The request
Copy all the material that follows, keeping every character the same.

== Records to use ==

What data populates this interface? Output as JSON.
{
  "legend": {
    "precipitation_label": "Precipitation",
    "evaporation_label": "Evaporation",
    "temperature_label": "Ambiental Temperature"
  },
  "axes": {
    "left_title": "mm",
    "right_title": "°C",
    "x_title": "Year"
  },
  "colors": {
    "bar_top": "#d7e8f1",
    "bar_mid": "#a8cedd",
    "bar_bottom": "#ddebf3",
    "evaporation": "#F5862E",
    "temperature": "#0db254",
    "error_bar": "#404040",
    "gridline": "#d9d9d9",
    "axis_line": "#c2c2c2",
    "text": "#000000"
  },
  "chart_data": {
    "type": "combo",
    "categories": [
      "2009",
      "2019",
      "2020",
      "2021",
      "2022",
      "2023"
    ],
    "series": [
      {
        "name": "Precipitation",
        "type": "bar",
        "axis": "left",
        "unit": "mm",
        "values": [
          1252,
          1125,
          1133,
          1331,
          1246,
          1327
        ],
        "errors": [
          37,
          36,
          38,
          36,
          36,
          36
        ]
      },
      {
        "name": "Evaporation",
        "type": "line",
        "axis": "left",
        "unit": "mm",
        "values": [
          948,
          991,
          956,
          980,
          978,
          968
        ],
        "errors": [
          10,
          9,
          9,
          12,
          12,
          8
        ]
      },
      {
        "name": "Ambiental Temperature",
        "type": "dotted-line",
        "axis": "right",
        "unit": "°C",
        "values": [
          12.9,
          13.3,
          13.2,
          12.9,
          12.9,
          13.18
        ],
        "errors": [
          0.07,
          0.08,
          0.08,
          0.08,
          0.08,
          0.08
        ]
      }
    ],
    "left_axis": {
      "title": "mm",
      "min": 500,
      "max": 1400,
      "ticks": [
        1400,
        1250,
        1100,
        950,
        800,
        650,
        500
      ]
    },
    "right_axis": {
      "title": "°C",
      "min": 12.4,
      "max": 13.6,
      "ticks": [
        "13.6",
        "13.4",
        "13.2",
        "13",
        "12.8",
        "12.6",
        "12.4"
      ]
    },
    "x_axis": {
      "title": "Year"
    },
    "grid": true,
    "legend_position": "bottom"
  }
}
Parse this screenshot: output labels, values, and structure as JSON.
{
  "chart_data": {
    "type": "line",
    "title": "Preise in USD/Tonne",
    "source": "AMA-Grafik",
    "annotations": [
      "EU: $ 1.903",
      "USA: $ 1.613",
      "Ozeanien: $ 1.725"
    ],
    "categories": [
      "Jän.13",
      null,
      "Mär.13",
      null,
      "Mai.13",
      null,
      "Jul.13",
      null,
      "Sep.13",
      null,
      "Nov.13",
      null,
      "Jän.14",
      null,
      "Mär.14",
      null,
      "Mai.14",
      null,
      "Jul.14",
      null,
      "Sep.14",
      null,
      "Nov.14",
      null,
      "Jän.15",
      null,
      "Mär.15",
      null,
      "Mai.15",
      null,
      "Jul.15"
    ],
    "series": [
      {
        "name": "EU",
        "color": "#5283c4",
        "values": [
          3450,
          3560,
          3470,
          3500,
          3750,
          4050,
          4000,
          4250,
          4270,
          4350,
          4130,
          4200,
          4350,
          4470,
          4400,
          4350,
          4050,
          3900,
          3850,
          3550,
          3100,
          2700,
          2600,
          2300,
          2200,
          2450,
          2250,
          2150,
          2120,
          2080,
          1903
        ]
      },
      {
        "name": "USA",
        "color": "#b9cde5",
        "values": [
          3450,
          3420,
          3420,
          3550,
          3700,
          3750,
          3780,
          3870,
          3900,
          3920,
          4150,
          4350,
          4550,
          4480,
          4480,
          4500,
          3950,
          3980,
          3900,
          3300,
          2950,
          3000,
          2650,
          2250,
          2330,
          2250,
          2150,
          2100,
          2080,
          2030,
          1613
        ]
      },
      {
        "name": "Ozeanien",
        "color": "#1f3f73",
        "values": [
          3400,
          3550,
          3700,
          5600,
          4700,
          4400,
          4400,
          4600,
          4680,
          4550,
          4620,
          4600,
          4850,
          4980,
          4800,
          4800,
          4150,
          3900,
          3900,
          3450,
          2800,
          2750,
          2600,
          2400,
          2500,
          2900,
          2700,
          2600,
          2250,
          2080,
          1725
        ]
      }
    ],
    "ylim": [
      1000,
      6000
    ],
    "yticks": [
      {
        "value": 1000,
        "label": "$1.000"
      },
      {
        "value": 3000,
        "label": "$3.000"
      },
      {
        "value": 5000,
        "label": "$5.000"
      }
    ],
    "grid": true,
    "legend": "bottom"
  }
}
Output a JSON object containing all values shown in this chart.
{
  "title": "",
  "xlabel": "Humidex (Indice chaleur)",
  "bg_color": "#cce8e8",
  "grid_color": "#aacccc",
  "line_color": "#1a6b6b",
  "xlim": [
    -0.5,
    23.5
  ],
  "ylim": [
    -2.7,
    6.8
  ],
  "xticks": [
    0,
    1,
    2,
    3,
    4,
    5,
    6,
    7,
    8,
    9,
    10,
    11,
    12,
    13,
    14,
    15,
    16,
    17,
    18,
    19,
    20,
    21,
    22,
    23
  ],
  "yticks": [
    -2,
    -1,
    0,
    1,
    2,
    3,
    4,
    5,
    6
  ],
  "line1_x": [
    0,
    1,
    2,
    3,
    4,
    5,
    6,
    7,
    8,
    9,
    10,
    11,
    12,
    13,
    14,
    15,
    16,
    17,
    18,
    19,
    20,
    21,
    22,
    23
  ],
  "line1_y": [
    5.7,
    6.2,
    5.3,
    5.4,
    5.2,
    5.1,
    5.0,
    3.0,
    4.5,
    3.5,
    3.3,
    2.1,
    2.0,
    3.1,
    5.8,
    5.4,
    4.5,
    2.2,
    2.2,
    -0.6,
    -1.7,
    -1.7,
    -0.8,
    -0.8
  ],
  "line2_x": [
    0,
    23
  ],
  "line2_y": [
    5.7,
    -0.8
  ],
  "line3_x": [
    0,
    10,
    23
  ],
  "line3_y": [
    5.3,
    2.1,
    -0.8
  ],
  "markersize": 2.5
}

===

Worked answer
What data populates this interface? Output as JSON.
{
  "legend": {
    "precipitation_label": "Precipitation",
    "evaporation_label": "Evaporation",
    "temperature_label": "Ambiental Temperature"
  },
  "axes": {
    "left_title": "mm",
    "right_title": "°C",
    "x_title": "Year"
  },
  "colors": {
    "bar_top": "#d7e8f1",
    "bar_mid": "#a8cedd",
    "bar_bottom": "#ddebf3",
    "evaporation": "#F5862E",
    "temperature": "#0db254",
    "error_bar": "#404040",
    "gridline": "#d9d9d9",
    "axis_line": "#c2c2c2",
    "text": "#000000"
  },
  "chart_data": {
    "type": "combo",
    "categories": [
      "2009",
      "2019",
      "2020",
      "2021",
      "2022",
      "2023"
    ],
    "series": [
      {
        "name": "Precipitation",
        "type": "bar",
        "axis": "left",
        "unit": "mm",
        "values": [
          1252,
          1125,
          1133,
          1331,
          1246,
          1327
        ],
        "errors": [
          37,
          36,
          38,
          36,
          36,
          36
        ]
      },
      {
        "name": "Evaporation",
        "type": "line",
        "axis": "left",
        "unit": "mm",
        "values": [
          948,
          991,
          956,
          980,
          978,
          968
        ],
        "errors": [
          10,
          9,
          9,
          12,
          12,
          8
        ]
      },
      {
        "name": "Ambiental Temperature",
        "type": "dotted-line",
        "axis": "right",
        "unit": "°C",
        "values": [
          12.9,
          13.3,
          13.2,
          12.9,
          12.9,
          13.18
        ],
        "errors": [
          0.07,
          0.08,
          0.08,
          0.08,
          0.08,
          0.08
        ]
      }
    ],
    "left_axis": {
      "title": "mm",
      "min": 500,
      "max": 1400,
      "ticks": [
        1400,
        1250,
        1100,
        950,
        800,
        650,
        500
      ]
    },
    "right_axis": {
      "title": "°C",
      "min": 12.4,
      "max": 13.6,
      "ticks": [
        "13.6",
        "13.4",
        "13.2",
        "13",
        "12.8",
        "12.6",
        "12.4"
      ]
    },
    "x_axis": {
      "title": "Year"
    },
    "grid": true,
    "legend_position": "bottom"
  }
}
Parse this screenshot: output labels, values, and structure as JSON.
{
  "chart_data": {
    "type": "line",
    "title": "Preise in USD/Tonne",
    "source": "AMA-Grafik",
    "annotations": [
      "EU: $ 1.903",
      "USA: $ 1.613",
      "Ozeanien: $ 1.725"
    ],
    "categories": [
      "Jän.13",
      null,
      "Mär.13",
      null,
      "Mai.13",
      null,
      "Jul.13",
      null,
      "Sep.13",
      null,
      "Nov.13",
      null,
      "Jän.14",
      null,
      "Mär.14",
      null,
      "Mai.14",
      null,
      "Jul.14",
      null,
      "Sep.14",
      null,
      "Nov.14",
      null,
      "Jän.15",
      null,
      "Mär.15",
      null,
      "Mai.15",
      null,
      "Jul.15"
    ],
    "series": [
      {
        "name": "EU",
        "color": "#5283c4",
        "values": [
          3450,
          3560,
          3470,
          3500,
          3750,
          4050,
          4000,
          4250,
          4270,
          4350,
          4130,
          4200,
          4350,
          4470,
          4400,
          4350,
          4050,
          3900,
          3850,
          3550,
          3100,
          2700,
          2600,
          2300,
          2200,
          2450,
          2250,
          2150,
          2120,
          2080,
          1903
        ]
      },
      {
        "name": "USA",
        "color": "#b9cde5",
        "values": [
          3450,
          3420,
          3420,
          3550,
          3700,
          3750,
          3780,
          3870,
          3900,
          3920,
          4150,
          4350,
          4550,
          4480,
          4480,
          4500,
          3950,
          3980,
          3900,
          3300,
          2950,
          3000,
          2650,
          2250,
          2330,
          2250,
          2150,
          2100,
          2080,
          2030,
          1613
        ]
      },
      {
        "name": "Ozeanien",
        "color": "#1f3f73",
        "values": [
          3400,
          3550,
          3700,
          5600,
          4700,
          4400,
          4400,
          4600,
          4680,
          4550,
          4620,
          4600,
          4850,
          4980,
          4800,
          4800,
          4150,
          3900,
          3900,
          3450,
          2800,
          2750,
          2600,
          2400,
          2500,
          2900,
          2700,
          2600,
          2250,
          2080,
          1725
        ]
      }
    ],
    "ylim": [
      1000,
      6000
    ],
    "yticks": [
      {
        "value": 1000,
        "label": "$1.000"
      },
      {
        "value": 3000,
        "label": "$3.000"
      },
      {
        "value": 5000,
        "label": "$5.000"
      }
    ],
    "grid": true,
    "legend": "bottom"
  }
}
Output a JSON object containing all values shown in this chart.
{
  "title": "",
  "xlabel": "Humidex (Indice chaleur)",
  "bg_color": "#cce8e8",
  "grid_color": "#aacccc",
  "line_color": "#1a6b6b",
  "xlim": [
    -0.5,
    23.5
  ],
  "ylim": [
    -2.7,
    6.8
  ],
  "xticks": [
    0,
    1,
    2,
    3,
    4,
    5,
    6,
    7,
    8,
    9,
    10,
    11,
    12,
    13,
    14,
    15,
    16,
    17,
    18,
    19,
    20,
    21,
    22,
    23
  ],
  "yticks": [
    -2,
    -1,
    0,
    1,
    2,
    3,
    4,
    5,
    6
  ],
  "line1_x": [
    0,
    1,
    2,
    3,
    4,
    5,
    6,
    7,
    8,
    9,
    10,
    11,
    12,
    13,
    14,
    15,
    16,
    17,
    18,
    19,
    20,
    21,
    22,
    23
  ],
  "line1_y": [
    5.7,
    6.2,
    5.3,
    5.4,
    5.2,
    5.1,
    5.0,
    3.0,
    4.5,
    3.5,
    3.3,
    2.1,
    2.0,
    3.1,
    5.8,
    5.4,
    4.5,
    2.2,
    2.2,
    -0.6,
    -1.7,
    -1.7,
    -0.8,
    -0.8
  ],
  "line2_x": [
    0,
    23
  ],
  "line2_y": [
    5.7,
    -0.8
  ],
  "line3_x": [
    0,
    10,
    23
  ],
  "line3_y": [
    5.3,
    2.1,
    -0.8
  ],
  "markersize": 2.5
}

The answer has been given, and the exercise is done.